— BEGIN Records to process —

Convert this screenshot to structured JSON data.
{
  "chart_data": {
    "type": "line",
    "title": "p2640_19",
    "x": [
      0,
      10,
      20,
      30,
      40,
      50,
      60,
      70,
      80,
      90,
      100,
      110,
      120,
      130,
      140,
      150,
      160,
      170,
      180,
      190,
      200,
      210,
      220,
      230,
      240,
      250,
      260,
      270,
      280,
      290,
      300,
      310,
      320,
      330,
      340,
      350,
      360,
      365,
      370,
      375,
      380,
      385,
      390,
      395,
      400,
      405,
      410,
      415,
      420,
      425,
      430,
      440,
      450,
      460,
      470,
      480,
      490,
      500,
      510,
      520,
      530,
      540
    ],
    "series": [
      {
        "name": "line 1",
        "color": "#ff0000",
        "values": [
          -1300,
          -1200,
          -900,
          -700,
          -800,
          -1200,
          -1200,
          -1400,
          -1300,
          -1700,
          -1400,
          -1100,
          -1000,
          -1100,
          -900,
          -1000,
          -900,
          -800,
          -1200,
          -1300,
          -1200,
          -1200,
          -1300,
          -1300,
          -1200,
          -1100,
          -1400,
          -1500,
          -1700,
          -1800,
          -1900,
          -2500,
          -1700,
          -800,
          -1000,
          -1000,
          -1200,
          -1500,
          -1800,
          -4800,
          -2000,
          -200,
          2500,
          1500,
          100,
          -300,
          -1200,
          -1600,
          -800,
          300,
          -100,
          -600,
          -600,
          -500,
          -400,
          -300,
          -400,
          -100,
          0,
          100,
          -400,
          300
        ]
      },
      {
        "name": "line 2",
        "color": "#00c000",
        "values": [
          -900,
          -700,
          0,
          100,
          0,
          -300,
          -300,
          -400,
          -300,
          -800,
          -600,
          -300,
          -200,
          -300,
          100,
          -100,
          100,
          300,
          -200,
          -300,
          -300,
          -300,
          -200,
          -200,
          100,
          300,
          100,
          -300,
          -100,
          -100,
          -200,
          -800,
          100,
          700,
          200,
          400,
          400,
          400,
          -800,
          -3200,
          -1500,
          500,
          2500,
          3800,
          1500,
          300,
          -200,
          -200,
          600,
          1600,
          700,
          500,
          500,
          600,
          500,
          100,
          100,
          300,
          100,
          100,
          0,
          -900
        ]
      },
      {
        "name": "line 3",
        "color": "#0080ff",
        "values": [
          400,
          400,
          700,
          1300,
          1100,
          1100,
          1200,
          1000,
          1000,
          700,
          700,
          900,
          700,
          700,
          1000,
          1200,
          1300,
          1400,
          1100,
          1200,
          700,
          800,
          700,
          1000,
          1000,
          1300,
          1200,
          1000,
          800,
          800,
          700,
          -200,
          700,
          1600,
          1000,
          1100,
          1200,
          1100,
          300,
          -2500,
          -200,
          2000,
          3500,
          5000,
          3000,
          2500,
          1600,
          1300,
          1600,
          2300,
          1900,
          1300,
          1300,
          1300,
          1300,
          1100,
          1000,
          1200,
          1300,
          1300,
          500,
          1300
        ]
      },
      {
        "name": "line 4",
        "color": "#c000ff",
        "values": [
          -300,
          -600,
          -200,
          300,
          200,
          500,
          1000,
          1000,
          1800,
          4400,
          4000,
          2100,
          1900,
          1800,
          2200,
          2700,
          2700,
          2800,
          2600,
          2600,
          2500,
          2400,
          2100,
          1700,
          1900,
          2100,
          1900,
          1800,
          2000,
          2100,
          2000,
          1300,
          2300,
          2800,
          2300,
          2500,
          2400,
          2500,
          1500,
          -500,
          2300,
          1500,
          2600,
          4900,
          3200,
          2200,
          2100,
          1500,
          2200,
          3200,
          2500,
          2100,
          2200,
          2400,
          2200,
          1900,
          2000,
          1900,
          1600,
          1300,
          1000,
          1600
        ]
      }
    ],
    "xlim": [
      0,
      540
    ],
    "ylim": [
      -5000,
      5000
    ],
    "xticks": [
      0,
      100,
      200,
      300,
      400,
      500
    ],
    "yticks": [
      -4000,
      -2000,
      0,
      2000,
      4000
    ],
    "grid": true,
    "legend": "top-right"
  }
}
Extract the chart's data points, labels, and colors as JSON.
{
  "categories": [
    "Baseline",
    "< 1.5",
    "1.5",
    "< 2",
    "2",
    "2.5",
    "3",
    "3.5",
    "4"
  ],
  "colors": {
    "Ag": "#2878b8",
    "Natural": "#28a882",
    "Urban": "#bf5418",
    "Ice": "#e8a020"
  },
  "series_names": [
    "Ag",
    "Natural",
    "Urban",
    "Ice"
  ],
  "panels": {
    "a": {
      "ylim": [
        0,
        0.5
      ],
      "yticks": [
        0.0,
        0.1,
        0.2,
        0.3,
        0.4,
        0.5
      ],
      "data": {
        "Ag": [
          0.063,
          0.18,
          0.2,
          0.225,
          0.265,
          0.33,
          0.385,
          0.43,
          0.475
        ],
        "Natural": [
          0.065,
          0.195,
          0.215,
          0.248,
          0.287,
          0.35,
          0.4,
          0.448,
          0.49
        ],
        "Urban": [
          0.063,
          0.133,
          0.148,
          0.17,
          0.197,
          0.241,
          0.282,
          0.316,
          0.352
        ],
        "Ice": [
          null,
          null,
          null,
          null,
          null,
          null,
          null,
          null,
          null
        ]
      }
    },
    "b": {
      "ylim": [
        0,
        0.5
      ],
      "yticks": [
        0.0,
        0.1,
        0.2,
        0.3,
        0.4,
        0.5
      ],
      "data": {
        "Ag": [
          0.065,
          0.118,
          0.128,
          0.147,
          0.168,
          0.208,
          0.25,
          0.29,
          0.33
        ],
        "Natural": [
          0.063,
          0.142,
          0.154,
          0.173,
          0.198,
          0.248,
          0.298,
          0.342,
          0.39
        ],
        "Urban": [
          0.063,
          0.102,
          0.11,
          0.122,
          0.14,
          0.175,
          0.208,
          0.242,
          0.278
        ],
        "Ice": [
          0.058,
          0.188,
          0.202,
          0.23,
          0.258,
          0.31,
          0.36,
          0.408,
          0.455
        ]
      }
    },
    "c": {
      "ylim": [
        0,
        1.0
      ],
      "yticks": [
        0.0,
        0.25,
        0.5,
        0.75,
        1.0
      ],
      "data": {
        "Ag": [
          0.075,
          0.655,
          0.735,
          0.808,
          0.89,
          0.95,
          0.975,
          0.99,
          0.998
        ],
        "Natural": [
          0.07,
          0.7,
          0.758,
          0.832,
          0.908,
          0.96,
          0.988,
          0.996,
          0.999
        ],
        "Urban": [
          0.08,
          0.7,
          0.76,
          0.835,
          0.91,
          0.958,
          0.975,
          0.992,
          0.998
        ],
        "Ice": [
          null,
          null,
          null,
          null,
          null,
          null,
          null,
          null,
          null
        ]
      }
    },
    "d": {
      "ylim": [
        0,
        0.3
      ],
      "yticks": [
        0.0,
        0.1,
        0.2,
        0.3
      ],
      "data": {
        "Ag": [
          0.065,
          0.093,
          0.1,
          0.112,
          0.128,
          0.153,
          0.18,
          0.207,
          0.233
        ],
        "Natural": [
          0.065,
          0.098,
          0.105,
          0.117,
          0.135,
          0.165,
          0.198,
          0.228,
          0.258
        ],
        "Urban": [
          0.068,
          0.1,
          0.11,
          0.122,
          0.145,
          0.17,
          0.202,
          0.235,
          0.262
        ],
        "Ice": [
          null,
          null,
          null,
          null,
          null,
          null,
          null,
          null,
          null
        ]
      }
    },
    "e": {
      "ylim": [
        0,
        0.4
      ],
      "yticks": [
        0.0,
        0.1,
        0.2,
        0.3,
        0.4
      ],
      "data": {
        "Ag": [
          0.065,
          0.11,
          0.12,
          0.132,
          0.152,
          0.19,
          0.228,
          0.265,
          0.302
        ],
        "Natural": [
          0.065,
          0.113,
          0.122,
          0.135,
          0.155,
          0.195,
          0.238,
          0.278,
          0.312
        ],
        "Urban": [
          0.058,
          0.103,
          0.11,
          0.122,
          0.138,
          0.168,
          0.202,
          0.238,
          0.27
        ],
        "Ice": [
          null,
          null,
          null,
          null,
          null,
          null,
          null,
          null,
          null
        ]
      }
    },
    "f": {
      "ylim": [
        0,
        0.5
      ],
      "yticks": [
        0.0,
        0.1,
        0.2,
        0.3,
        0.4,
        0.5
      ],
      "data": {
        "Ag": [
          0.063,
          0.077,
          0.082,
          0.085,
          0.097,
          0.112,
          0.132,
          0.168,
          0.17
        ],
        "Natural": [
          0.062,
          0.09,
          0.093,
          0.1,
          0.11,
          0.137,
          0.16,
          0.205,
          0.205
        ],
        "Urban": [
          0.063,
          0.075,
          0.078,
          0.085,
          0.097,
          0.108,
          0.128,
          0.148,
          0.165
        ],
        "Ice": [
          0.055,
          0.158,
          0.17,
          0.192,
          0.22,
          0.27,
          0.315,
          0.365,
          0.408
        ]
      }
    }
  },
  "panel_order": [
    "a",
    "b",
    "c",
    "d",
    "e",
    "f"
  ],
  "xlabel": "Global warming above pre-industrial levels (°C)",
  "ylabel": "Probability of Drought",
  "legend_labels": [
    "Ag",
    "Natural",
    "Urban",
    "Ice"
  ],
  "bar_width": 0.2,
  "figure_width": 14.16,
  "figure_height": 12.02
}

— END Records to process —

**Task statement**: In the material above, show every line where the word "JSON" turns up.

**Exercise answer**:
Convert this screenshot to structured JSON data.
Extract the chart's data points, labels, and colors as JSON.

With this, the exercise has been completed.